SHORT EXERCISE
Extract each line holding the word "screenshot" from the entries.

#####

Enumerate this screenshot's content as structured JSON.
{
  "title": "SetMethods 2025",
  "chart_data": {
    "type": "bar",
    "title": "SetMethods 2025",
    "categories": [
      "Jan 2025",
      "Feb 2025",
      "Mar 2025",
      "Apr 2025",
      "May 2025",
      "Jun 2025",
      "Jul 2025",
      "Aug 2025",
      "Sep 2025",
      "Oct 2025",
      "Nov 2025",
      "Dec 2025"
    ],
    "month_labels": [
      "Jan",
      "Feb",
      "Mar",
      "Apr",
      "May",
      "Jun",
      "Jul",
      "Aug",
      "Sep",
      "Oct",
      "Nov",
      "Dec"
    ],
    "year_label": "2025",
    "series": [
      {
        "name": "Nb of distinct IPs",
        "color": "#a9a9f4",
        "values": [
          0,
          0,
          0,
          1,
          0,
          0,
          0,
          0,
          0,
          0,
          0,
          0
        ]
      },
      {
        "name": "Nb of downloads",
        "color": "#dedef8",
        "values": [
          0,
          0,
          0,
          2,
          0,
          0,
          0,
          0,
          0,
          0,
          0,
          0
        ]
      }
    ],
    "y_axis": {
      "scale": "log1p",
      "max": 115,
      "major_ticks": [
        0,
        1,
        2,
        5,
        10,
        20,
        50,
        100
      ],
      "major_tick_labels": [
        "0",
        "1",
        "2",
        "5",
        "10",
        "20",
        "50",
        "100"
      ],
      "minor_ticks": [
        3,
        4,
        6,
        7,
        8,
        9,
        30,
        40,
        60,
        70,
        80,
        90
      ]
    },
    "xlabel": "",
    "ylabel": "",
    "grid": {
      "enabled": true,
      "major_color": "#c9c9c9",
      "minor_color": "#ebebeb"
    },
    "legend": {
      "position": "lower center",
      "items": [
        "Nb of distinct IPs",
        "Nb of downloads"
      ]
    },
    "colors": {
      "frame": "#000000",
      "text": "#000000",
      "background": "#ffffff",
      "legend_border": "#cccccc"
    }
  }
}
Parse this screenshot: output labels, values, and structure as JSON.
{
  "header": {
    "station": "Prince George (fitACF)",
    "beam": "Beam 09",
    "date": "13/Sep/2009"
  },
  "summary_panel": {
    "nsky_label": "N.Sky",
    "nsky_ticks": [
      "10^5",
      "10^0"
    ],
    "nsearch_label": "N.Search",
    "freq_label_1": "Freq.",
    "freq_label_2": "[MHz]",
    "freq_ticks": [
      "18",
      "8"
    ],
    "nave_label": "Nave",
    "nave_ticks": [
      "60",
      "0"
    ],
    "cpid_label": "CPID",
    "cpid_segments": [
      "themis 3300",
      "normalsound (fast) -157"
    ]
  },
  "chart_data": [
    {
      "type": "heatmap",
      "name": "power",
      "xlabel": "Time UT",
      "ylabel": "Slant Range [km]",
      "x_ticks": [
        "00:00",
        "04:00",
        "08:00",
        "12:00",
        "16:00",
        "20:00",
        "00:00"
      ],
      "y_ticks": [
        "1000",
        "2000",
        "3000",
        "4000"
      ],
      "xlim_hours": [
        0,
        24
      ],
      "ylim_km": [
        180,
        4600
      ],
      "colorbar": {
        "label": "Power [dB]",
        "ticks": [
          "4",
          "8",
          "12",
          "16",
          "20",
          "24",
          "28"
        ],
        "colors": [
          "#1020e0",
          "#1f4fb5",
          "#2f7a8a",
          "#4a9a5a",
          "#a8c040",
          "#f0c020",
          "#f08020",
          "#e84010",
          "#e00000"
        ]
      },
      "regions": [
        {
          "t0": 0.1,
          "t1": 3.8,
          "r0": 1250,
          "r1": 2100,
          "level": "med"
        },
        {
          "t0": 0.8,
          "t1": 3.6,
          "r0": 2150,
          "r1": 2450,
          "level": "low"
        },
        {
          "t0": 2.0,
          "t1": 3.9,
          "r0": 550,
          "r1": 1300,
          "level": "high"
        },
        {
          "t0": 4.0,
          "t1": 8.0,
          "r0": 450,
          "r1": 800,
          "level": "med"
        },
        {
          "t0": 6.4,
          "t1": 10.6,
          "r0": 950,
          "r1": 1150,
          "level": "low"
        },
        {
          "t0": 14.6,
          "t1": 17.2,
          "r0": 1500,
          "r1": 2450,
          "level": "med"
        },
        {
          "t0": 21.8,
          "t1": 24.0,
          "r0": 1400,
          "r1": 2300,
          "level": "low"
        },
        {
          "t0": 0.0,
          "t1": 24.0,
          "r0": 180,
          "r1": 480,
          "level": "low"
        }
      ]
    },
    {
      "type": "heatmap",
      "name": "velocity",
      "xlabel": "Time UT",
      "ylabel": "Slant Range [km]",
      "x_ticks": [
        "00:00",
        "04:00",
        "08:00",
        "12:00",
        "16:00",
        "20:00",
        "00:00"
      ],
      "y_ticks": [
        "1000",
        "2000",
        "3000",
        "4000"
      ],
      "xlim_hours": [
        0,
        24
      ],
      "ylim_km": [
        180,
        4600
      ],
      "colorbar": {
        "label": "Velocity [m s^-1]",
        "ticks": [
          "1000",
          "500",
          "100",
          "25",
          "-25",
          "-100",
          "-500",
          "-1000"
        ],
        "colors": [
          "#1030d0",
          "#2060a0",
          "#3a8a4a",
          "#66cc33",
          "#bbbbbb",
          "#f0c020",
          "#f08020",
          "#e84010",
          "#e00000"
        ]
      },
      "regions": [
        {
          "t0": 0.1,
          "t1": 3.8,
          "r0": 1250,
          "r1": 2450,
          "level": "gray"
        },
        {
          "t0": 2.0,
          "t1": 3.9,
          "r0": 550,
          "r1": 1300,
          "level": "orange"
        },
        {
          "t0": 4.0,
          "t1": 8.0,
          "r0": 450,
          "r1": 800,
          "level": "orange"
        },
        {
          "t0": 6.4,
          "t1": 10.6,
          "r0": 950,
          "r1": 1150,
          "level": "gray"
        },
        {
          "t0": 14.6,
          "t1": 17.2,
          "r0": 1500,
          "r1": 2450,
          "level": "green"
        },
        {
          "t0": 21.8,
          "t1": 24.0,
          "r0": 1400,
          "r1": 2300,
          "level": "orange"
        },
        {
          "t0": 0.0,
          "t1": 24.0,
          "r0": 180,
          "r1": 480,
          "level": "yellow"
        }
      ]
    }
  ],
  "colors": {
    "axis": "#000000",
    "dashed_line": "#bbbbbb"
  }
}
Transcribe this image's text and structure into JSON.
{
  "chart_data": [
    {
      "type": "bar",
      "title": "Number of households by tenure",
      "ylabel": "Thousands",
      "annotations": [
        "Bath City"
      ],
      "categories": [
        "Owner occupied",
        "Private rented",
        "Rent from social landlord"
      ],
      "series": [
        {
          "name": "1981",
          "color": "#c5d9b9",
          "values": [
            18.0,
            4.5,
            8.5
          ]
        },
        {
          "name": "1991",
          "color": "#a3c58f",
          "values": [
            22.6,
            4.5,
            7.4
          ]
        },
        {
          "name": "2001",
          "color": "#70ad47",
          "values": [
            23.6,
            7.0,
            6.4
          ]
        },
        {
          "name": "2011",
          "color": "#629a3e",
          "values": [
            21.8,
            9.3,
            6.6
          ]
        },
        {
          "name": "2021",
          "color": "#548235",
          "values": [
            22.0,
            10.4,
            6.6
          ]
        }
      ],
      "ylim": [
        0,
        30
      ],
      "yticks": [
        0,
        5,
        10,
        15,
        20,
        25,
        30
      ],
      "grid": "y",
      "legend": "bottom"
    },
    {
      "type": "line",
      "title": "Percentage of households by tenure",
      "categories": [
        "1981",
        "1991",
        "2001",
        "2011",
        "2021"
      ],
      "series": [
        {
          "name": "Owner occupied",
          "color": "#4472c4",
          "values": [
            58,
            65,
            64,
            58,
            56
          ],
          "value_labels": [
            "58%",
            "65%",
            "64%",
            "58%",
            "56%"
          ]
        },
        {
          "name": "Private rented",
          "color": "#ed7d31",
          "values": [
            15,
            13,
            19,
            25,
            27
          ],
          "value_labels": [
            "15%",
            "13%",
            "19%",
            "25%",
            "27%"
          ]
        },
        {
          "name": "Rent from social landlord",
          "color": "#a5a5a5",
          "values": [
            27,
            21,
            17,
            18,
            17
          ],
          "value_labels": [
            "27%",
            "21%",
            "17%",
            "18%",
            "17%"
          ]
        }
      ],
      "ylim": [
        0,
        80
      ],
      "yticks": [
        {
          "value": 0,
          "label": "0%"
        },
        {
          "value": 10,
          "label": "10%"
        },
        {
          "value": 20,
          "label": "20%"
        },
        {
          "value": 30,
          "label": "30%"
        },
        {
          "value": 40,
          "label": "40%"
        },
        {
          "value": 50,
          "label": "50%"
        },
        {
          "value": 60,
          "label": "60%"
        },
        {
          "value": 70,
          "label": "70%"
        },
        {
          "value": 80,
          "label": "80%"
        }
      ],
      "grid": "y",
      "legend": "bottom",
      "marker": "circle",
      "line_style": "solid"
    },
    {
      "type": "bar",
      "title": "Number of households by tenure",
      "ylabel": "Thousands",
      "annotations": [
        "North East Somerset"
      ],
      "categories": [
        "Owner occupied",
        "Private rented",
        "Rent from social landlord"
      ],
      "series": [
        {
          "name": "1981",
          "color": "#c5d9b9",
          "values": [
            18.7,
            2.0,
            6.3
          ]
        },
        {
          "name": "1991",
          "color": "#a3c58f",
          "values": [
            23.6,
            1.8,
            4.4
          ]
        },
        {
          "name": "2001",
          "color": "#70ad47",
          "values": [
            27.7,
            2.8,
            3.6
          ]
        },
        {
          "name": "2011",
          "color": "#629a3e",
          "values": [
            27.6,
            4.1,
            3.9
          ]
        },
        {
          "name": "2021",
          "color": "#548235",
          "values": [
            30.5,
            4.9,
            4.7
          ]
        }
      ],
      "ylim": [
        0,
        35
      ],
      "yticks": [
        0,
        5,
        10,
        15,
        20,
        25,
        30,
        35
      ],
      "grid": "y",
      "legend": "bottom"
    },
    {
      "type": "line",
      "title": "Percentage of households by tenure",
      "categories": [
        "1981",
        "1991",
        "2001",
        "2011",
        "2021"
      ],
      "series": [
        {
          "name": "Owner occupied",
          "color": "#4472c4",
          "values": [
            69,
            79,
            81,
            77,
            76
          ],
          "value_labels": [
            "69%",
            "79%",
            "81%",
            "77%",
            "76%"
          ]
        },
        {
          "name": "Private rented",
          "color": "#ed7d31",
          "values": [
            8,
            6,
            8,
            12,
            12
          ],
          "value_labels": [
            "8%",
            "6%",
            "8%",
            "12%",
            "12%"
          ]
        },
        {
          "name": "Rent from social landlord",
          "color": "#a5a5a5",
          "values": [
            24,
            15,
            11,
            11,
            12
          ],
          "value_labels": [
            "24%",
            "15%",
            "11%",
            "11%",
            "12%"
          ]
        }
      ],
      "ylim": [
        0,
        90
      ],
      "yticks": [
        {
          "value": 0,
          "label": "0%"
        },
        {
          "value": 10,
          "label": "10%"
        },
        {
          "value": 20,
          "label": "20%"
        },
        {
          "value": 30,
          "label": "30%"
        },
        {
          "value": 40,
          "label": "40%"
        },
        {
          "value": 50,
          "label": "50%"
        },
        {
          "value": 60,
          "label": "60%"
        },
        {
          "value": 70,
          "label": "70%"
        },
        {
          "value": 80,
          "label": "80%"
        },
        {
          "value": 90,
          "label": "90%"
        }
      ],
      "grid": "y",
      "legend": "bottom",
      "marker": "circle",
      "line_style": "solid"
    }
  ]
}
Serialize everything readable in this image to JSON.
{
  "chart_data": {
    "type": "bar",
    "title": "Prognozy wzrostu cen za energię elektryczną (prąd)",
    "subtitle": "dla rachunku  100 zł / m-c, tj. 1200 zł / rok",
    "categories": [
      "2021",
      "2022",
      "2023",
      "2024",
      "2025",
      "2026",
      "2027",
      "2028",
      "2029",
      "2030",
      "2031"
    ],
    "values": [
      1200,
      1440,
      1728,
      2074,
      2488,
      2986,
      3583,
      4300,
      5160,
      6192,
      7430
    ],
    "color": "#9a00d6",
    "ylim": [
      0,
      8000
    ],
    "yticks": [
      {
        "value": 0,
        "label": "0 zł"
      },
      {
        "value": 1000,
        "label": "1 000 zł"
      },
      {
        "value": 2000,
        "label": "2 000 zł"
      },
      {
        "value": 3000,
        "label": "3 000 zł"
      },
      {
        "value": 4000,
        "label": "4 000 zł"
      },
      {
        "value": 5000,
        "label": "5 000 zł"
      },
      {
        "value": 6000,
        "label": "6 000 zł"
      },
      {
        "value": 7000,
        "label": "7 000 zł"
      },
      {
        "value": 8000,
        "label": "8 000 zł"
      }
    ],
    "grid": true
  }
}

#####

THE SOLUTION
Enumerate this screenshot's content as structured JSON.
Parse this screenshot: output labels, values, and structure as JSON.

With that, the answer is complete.